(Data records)
------------

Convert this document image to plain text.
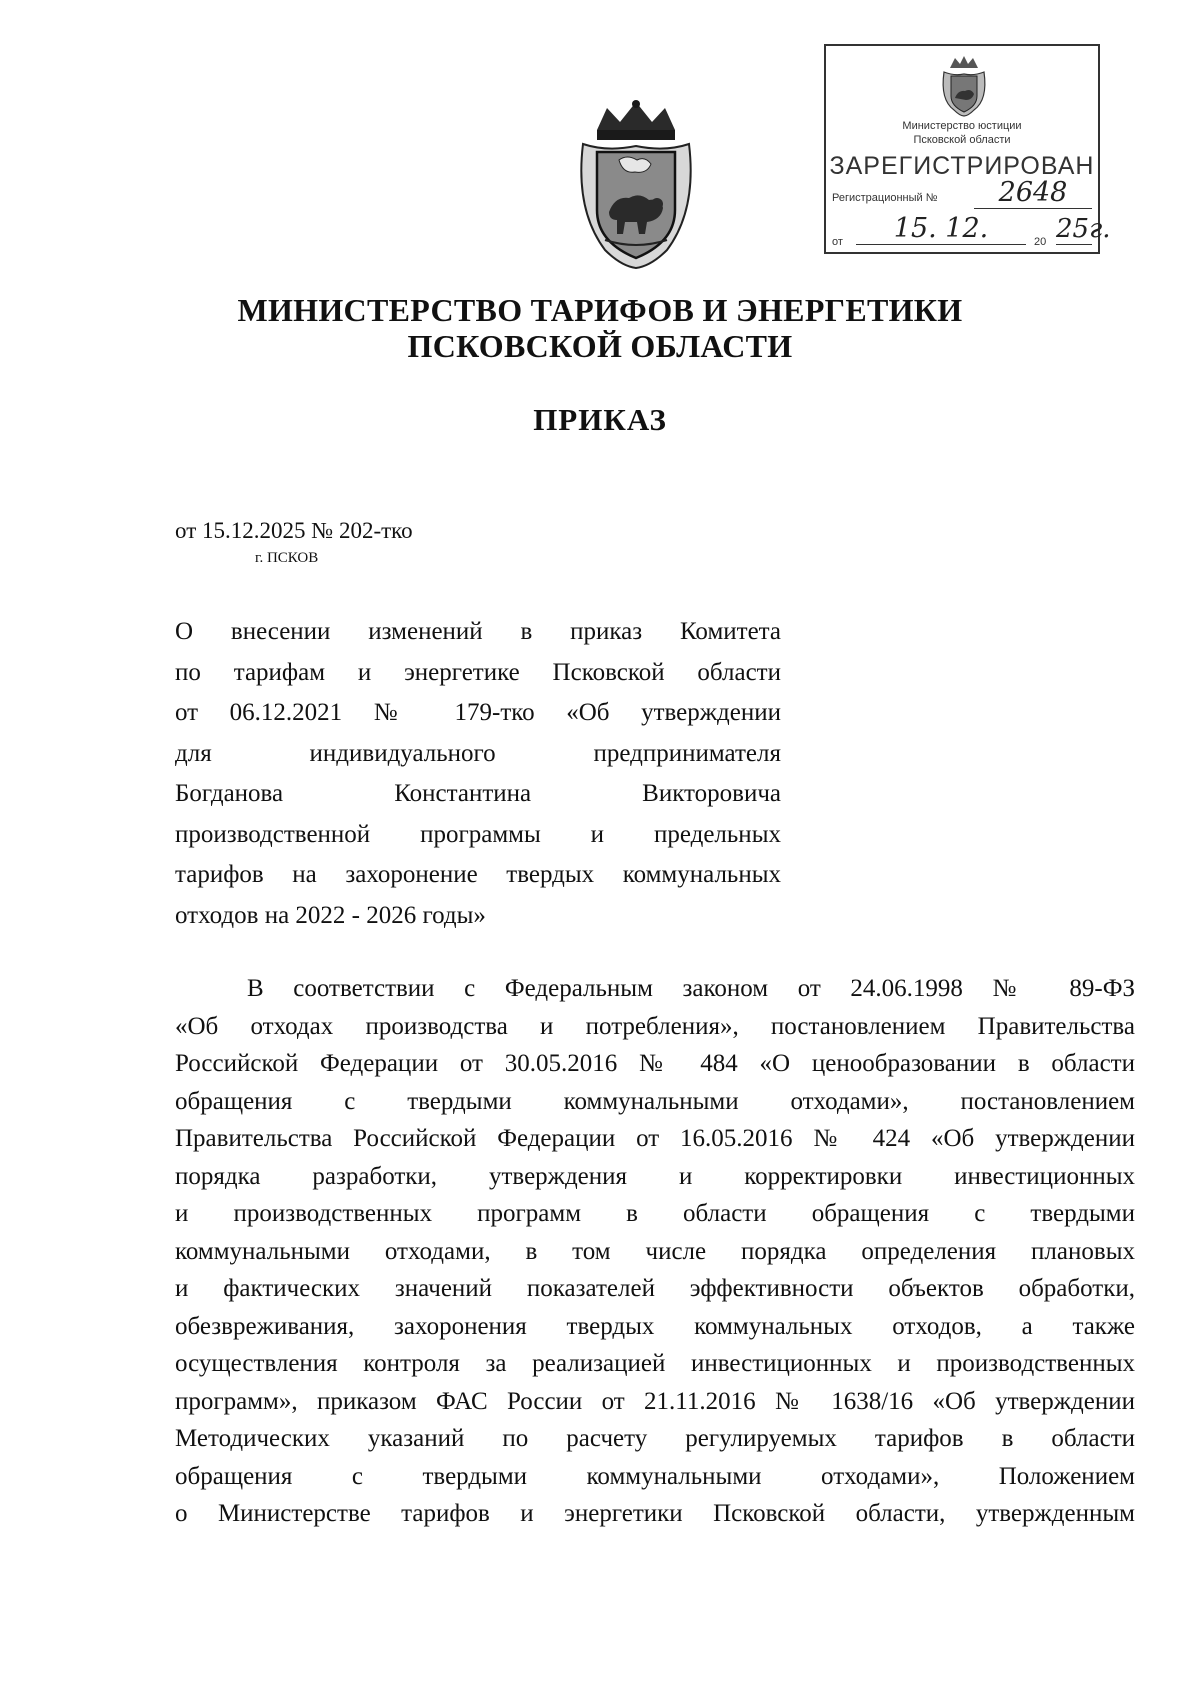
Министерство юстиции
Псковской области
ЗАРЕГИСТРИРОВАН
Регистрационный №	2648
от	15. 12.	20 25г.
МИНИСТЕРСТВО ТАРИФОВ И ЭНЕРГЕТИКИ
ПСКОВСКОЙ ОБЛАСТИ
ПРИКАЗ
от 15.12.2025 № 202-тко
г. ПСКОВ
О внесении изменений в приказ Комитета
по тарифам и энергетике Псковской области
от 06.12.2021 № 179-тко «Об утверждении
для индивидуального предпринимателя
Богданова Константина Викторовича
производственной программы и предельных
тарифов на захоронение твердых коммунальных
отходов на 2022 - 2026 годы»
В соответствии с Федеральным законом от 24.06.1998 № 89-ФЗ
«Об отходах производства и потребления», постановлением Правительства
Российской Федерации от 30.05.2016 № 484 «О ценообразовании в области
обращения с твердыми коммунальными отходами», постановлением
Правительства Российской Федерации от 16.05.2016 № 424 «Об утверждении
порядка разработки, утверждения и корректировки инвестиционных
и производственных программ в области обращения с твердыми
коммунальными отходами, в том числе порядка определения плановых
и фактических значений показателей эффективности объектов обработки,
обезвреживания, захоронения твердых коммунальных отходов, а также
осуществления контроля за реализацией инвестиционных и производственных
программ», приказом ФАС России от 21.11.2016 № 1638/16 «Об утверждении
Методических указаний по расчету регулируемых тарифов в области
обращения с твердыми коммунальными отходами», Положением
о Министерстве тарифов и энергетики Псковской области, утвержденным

------------

--- Required task ---
Quote the full listing above word for word; exclude every picture from the copy.

--- Answer to the exercise ---
Convert this document image to plain text.
Министерство юстиции
Псковской области
ЗАРЕГИСТРИРОВАН
Регистрационный №	2648
от	15. 12.	20 25г.
МИНИСТЕРСТВО ТАРИФОВ И ЭНЕРГЕТИКИ
ПСКОВСКОЙ ОБЛАСТИ
ПРИКАЗ
от 15.12.2025 № 202-тко
г. ПСКОВ
О внесении изменений в приказ Комитета
по тарифам и энергетике Псковской области
от 06.12.2021 № 179-тко «Об утверждении
для индивидуального предпринимателя
Богданова Константина Викторовича
производственной программы и предельных
тарифов на захоронение твердых коммунальных
отходов на 2022 - 2026 годы»
В соответствии с Федеральным законом от 24.06.1998 № 89-ФЗ
«Об отходах производства и потребления», постановлением Правительства
Российской Федерации от 30.05.2016 № 484 «О ценообразовании в области
обращения с твердыми коммунальными отходами», постановлением
Правительства Российской Федерации от 16.05.2016 № 424 «Об утверждении
порядка разработки, утверждения и корректировки инвестиционных
и производственных программ в области обращения с твердыми
коммунальными отходами, в том числе порядка определения плановых
и фактических значений показателей эффективности объектов обработки,
обезвреживания, захоронения твердых коммунальных отходов, а также
осуществления контроля за реализацией инвестиционных и производственных
программ», приказом ФАС России от 21.11.2016 № 1638/16 «Об утверждении
Методических указаний по расчету регулируемых тарифов в области
обращения с твердыми коммунальными отходами», Положением
о Министерстве тарифов и энергетики Псковской области, утвержденным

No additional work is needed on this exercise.